- _What to do_: Leaving out the pictures, output the lines from the one that contains "Give me a plain-text" through the end of the material, exactly as they stand.

Collection entries
• • •

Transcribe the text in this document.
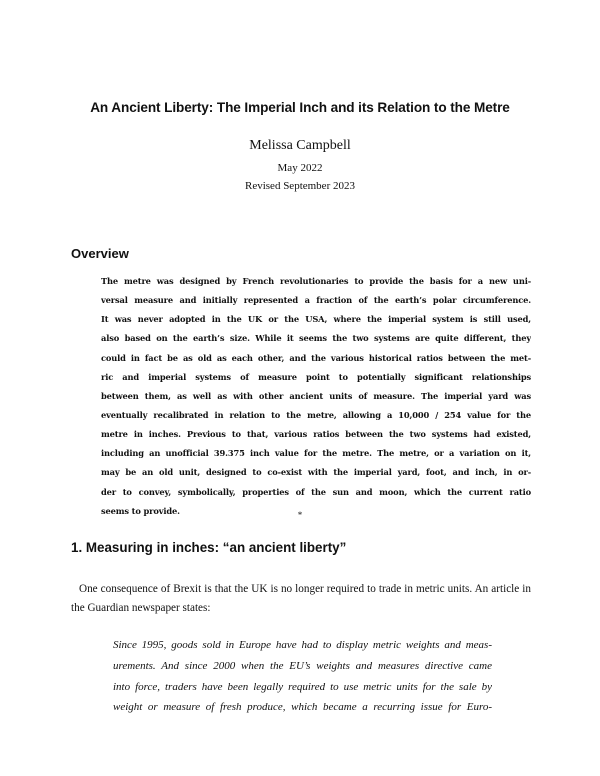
An Ancient Liberty: The Imperial Inch and its Relation to the Metre
Melissa Campbell
May 2022
Revised September 2023
Overview
The metre was designed by French revolutionaries to provide the basis for a new uni-
versal measure and initially represented a fraction of the earth’s polar circumference.
It was never adopted in the UK or the USA, where the imperial system is still used,
also based on the earth’s size. While it seems the two systems are quite different, they
could in fact be as old as each other, and the various historical ratios between the met-
ric and imperial systems of measure point to potentially significant relationships
between them, as well as with other ancient units of measure. The imperial yard was
eventually recalibrated in relation to the metre, allowing a 10,000 / 254 value for the
metre in inches. Previous to that, various ratios between the two systems had existed,
including an unofficial 39.375 inch value for the metre. The metre, or a variation on it,
may be an old unit, designed to co-exist with the imperial yard, foot, and inch, in or-
der to convey, symbolically, properties of the sun and moon, which the current ratio
seems to provide.	*
1. Measuring in inches: “an ancient liberty”
One consequence of Brexit is that the UK is no longer required to trade in metric units. An article in
the Guardian newspaper states:
Since 1995, goods sold in Europe have had to display metric weights and meas-
urements. And since 2000 when the EU’s weights and measures directive came
into force, traders have been legally required to use metric units for the sale by
weight or measure of fresh produce, which became a recurring issue for Euro-
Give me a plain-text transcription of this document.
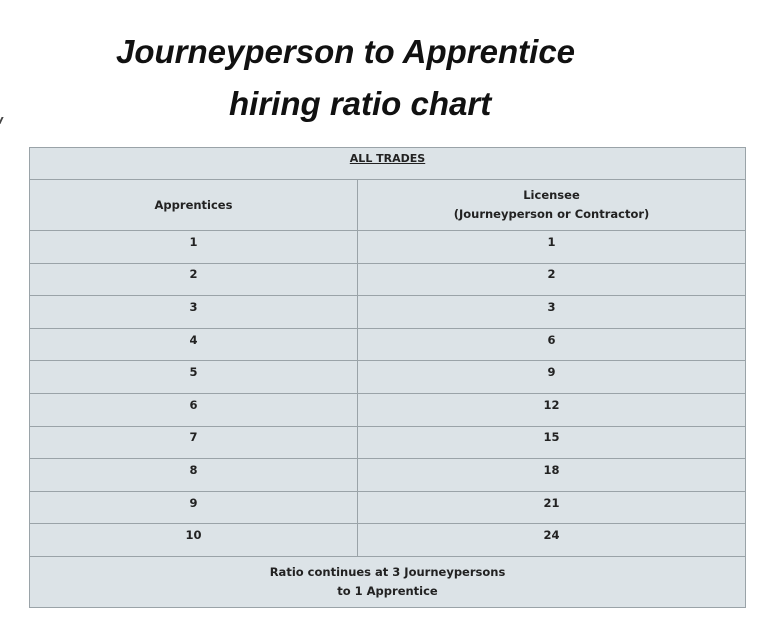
Journeyperson to Apprentice
hiring ratio chart
ALL TRADES	
Apprentices	Licensee
(Journeyperson or Contractor)

1	1
2	2
3	3
4	6
5	9
6	12
7	15
8	18
9	21
10	24

Ratio continues at 3 Journeypersons
to 1 Apprentice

• • •

- _Worked answer_:
Give me a plain-text transcription of this document.
Journeyperson to Apprentice
hiring ratio chart
ALL TRADES	
Apprentices	Licensee
(Journeyperson or Contractor)

1	1
2	2
3	3
4	6
5	9
6	12
7	15
8	18
9	21
10	24

Ratio continues at 3 Journeypersons
to 1 Apprentice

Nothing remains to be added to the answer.